Extracted data entries
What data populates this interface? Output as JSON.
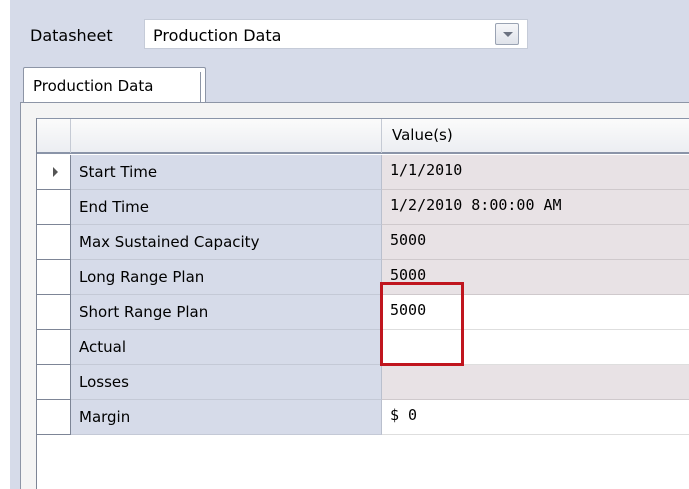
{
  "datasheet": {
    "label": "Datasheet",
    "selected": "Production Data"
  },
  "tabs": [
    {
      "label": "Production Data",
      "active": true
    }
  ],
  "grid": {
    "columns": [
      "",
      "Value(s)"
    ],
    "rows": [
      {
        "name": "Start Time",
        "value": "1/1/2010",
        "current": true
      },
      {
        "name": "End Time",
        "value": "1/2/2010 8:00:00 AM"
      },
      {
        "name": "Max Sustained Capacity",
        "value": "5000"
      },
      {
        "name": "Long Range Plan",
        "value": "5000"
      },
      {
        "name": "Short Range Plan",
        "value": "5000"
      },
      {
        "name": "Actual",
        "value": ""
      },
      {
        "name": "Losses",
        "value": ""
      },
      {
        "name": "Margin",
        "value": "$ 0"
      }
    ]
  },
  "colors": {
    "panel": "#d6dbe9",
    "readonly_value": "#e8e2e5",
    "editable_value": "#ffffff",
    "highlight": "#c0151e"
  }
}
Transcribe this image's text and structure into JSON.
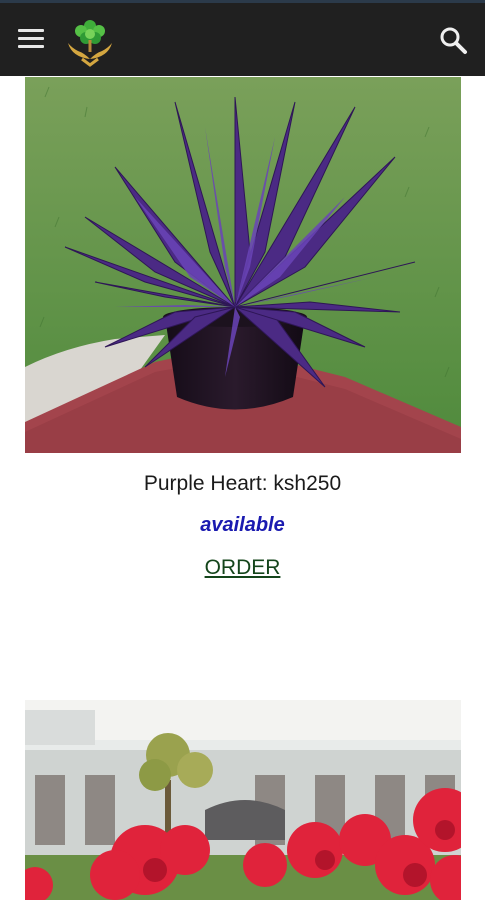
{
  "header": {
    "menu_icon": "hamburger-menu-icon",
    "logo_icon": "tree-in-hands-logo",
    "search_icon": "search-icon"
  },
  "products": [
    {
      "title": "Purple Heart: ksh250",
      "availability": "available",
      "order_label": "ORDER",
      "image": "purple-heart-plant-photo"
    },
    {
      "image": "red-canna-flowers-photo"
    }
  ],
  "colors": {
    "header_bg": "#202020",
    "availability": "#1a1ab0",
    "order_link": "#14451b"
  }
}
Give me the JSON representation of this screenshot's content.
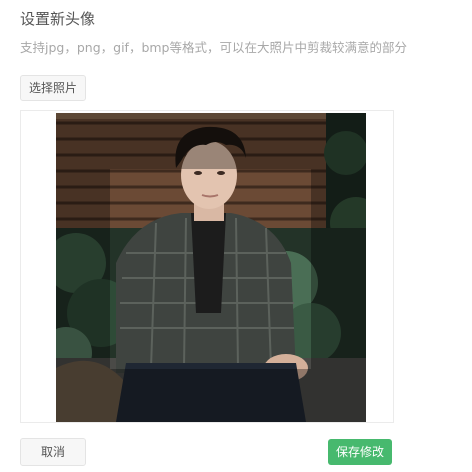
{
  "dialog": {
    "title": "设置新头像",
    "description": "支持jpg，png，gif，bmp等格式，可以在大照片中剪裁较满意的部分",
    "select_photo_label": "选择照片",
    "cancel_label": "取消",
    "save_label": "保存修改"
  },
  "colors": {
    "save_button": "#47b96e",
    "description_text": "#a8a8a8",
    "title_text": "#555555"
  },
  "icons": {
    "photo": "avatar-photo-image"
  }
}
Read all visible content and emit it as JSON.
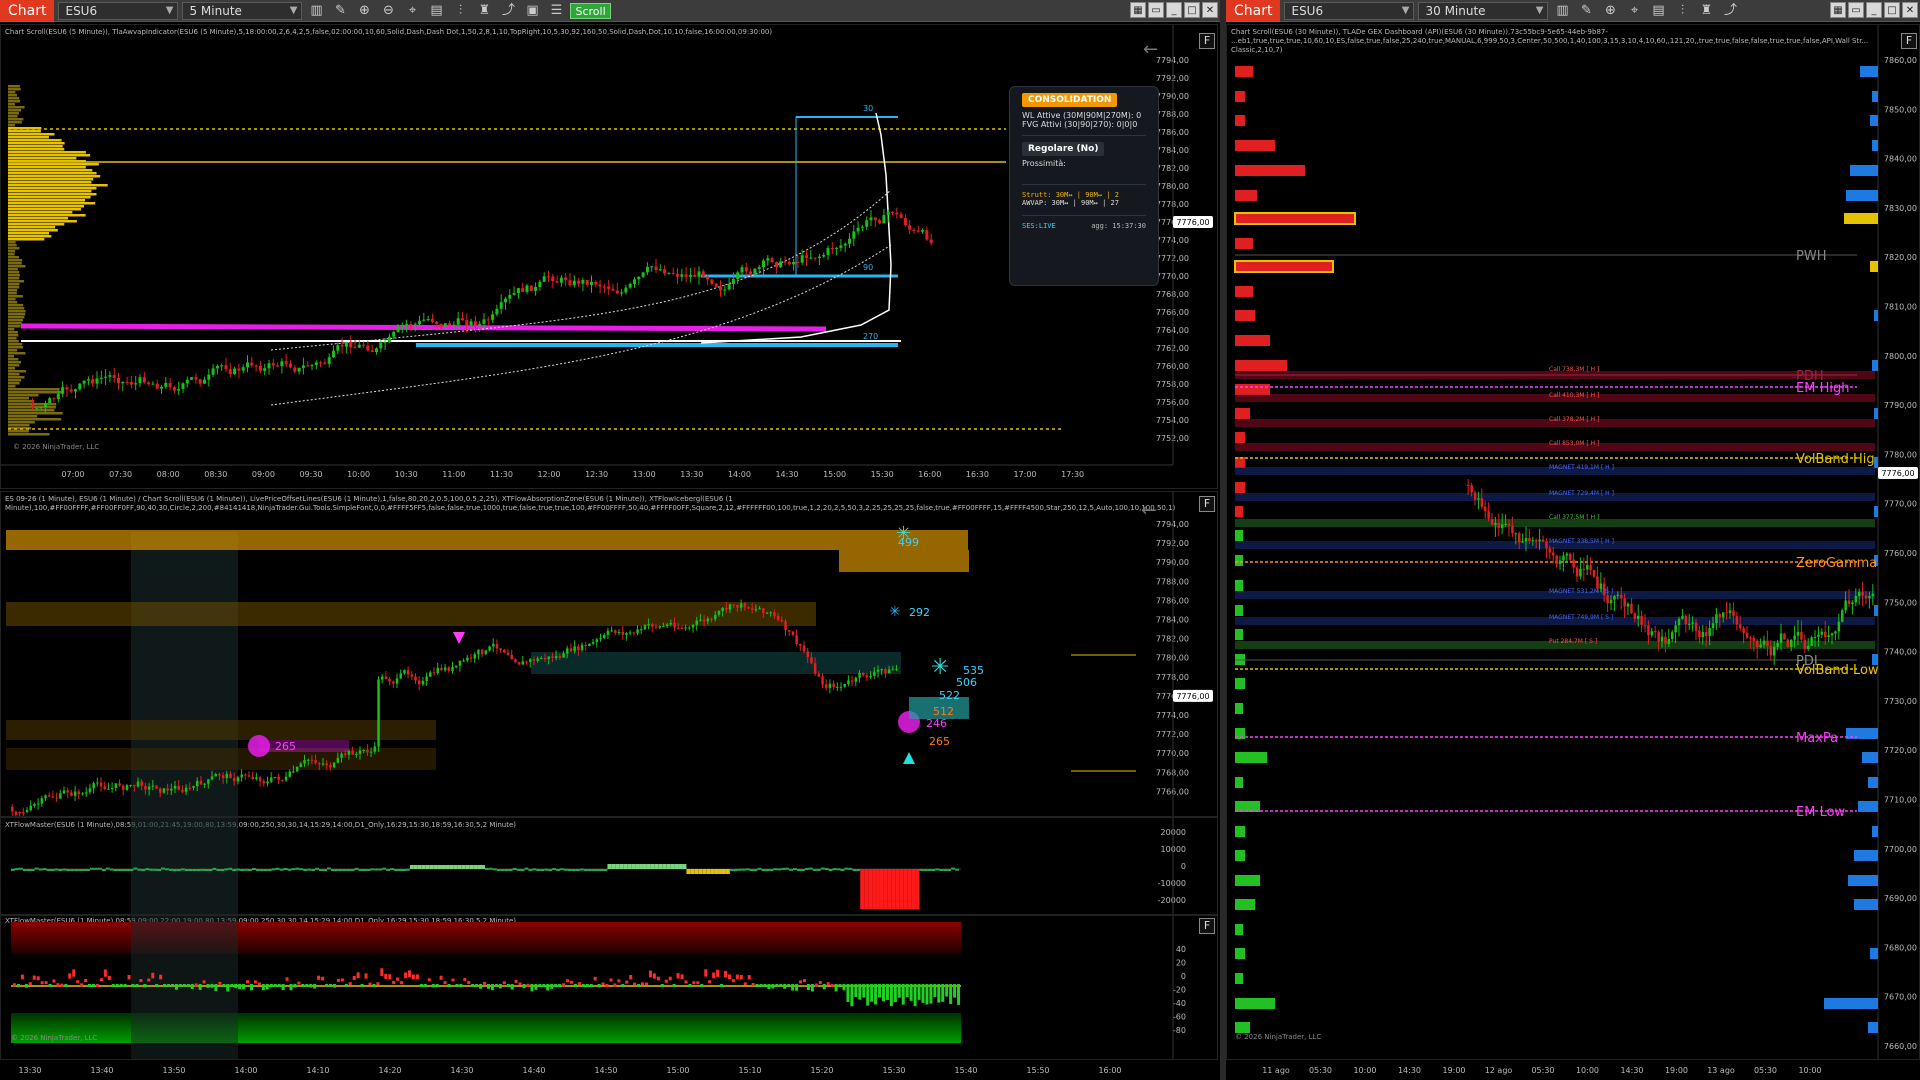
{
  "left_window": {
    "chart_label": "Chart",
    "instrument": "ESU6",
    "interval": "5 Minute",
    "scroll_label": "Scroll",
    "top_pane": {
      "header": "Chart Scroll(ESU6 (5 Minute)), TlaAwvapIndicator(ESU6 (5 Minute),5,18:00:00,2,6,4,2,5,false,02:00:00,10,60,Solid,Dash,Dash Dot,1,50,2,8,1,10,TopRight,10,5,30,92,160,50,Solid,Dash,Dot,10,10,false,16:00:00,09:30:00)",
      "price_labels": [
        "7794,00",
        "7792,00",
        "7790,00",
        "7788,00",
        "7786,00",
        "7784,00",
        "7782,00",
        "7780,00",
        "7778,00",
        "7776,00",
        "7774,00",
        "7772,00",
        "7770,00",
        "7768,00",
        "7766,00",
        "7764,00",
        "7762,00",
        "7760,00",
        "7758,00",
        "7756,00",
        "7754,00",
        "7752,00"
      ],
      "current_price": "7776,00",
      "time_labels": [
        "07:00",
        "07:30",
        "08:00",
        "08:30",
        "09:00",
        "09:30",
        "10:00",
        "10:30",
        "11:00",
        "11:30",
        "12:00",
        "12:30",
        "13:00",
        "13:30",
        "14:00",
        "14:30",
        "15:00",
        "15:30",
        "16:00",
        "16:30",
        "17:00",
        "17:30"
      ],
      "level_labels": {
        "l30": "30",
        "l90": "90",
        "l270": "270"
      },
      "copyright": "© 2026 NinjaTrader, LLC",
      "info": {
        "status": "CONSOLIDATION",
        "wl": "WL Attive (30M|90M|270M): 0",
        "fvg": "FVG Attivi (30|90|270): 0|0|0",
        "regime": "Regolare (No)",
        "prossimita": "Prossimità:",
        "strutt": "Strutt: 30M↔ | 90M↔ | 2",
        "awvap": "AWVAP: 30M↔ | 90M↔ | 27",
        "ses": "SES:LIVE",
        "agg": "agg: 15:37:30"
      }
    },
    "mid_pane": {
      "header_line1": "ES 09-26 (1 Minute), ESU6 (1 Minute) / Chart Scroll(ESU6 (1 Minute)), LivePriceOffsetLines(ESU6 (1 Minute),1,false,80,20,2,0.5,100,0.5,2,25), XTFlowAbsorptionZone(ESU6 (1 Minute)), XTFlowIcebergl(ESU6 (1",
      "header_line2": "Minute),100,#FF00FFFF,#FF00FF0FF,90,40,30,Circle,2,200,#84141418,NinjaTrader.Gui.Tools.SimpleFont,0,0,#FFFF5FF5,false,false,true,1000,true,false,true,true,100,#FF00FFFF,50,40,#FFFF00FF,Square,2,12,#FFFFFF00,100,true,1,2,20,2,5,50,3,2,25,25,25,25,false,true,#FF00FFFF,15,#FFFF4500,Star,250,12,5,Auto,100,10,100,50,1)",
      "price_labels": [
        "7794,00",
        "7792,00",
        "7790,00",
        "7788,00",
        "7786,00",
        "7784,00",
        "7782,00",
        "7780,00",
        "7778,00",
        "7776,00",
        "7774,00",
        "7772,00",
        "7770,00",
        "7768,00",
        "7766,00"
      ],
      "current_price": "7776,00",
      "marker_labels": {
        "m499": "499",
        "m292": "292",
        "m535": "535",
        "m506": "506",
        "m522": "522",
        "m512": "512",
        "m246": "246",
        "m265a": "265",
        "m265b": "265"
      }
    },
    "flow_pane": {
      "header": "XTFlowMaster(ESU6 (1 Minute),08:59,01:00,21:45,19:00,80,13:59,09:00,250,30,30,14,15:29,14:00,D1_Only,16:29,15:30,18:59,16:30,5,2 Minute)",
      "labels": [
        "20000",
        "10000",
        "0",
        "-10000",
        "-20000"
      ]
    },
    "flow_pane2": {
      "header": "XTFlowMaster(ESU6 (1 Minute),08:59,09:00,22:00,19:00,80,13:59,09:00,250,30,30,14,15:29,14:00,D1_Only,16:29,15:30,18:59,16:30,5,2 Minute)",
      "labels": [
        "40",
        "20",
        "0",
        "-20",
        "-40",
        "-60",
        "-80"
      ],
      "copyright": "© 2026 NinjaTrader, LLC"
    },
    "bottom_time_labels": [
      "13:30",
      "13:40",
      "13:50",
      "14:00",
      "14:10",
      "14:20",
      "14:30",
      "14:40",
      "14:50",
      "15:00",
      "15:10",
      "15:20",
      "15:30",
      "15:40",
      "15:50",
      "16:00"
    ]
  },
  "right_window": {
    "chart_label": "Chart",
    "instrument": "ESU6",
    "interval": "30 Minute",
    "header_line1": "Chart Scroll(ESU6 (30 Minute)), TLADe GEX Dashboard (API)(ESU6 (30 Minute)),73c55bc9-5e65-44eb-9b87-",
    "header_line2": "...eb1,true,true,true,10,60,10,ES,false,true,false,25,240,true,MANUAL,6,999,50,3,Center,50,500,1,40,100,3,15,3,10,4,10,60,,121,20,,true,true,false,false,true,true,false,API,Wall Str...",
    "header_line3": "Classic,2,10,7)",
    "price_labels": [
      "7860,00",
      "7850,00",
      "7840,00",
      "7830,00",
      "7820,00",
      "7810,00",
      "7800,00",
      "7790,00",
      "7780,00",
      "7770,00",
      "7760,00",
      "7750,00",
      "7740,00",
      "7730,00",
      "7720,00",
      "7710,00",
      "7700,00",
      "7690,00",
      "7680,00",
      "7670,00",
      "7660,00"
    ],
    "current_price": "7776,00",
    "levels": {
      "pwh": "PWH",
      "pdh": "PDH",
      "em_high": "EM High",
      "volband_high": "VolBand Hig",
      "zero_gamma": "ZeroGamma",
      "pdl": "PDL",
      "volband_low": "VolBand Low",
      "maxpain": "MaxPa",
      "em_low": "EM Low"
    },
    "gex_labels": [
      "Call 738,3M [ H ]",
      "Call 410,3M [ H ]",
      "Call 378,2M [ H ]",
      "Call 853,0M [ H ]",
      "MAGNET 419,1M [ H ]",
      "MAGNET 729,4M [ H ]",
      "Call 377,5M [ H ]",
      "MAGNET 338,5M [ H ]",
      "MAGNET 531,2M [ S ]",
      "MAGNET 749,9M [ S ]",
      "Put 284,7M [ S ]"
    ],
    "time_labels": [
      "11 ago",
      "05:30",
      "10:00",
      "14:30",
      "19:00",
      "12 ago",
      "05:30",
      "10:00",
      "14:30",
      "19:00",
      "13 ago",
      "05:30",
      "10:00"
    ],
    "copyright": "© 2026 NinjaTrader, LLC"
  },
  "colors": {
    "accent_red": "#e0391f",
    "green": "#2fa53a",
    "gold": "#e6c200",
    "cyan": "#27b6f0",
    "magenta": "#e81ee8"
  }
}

AIM OF THE EXERCISE | Going through the entries above line by line, work out how many lines include the word "interval". Only the number is required.

SOLUTION TO THIS TASK | 2